Task prompt ::
Print verbatim every line starting at the one that contains "Convert this document image to plain text." and ending at the final line of the records; include both endpoints.

■ ■ ■ ■

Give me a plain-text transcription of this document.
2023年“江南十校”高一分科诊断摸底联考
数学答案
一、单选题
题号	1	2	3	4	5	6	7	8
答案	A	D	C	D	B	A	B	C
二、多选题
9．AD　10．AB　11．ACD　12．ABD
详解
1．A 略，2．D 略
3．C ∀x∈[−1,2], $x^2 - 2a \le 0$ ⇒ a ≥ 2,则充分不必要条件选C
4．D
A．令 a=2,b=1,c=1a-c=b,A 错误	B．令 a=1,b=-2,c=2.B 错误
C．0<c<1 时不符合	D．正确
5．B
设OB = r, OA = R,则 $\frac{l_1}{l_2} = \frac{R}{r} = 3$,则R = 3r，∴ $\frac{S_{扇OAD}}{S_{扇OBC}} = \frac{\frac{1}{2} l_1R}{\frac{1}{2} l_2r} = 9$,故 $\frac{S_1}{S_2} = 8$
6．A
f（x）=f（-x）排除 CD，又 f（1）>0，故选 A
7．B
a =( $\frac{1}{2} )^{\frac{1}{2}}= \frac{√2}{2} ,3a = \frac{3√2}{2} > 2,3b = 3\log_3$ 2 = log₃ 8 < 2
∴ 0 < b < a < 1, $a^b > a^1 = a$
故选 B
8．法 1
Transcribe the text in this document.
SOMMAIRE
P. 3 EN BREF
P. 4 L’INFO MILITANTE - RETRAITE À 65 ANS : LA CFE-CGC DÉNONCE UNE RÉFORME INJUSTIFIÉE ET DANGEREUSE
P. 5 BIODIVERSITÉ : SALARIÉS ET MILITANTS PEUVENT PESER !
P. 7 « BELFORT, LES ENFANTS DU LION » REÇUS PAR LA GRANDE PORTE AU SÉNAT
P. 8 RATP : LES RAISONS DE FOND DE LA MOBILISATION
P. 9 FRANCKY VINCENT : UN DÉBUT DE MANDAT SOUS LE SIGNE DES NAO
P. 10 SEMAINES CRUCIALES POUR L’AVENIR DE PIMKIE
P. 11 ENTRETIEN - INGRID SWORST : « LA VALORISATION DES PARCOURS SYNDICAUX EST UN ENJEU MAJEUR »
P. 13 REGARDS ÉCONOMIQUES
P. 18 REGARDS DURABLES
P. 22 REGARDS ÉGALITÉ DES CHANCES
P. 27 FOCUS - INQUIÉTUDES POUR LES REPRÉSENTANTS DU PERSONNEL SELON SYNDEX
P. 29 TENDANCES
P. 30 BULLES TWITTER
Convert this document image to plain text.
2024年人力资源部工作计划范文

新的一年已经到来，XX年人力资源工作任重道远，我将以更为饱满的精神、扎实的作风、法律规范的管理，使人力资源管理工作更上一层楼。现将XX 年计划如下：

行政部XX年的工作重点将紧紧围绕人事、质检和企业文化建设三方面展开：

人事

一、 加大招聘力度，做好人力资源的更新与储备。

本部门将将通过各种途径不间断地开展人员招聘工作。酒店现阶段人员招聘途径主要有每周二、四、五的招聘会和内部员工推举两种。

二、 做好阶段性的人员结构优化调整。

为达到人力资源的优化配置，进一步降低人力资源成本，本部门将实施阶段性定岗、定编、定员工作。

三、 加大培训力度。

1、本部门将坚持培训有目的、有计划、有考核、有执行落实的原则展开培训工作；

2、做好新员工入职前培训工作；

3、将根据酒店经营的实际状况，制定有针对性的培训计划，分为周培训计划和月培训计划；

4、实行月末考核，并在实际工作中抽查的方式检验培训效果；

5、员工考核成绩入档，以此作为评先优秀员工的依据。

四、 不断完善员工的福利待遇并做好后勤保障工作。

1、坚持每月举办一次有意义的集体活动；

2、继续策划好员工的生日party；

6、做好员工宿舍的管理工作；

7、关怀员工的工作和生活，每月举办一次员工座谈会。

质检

■ ■ ■ ■

Final answer ::
Convert this document image to plain text.
2024年人力资源部工作计划范文

新的一年已经到来，XX年人力资源工作任重道远，我将以更为饱满的精神、扎实的作风、法律规范的管理，使人力资源管理工作更上一层楼。现将XX 年计划如下：

行政部XX年的工作重点将紧紧围绕人事、质检和企业文化建设三方面展开：

人事

一、 加大招聘力度，做好人力资源的更新与储备。

本部门将将通过各种途径不间断地开展人员招聘工作。酒店现阶段人员招聘途径主要有每周二、四、五的招聘会和内部员工推举两种。

二、 做好阶段性的人员结构优化调整。

为达到人力资源的优化配置，进一步降低人力资源成本，本部门将实施阶段性定岗、定编、定员工作。

三、 加大培训力度。

1、本部门将坚持培训有目的、有计划、有考核、有执行落实的原则展开培训工作；

2、做好新员工入职前培训工作；

3、将根据酒店经营的实际状况，制定有针对性的培训计划，分为周培训计划和月培训计划；

4、实行月末考核，并在实际工作中抽查的方式检验培训效果；

5、员工考核成绩入档，以此作为评先优秀员工的依据。

四、 不断完善员工的福利待遇并做好后勤保障工作。

1、坚持每月举办一次有意义的集体活动；

2、继续策划好员工的生日party；

6、做好员工宿舍的管理工作；

7、关怀员工的工作和生活，每月举办一次员工座谈会。

质检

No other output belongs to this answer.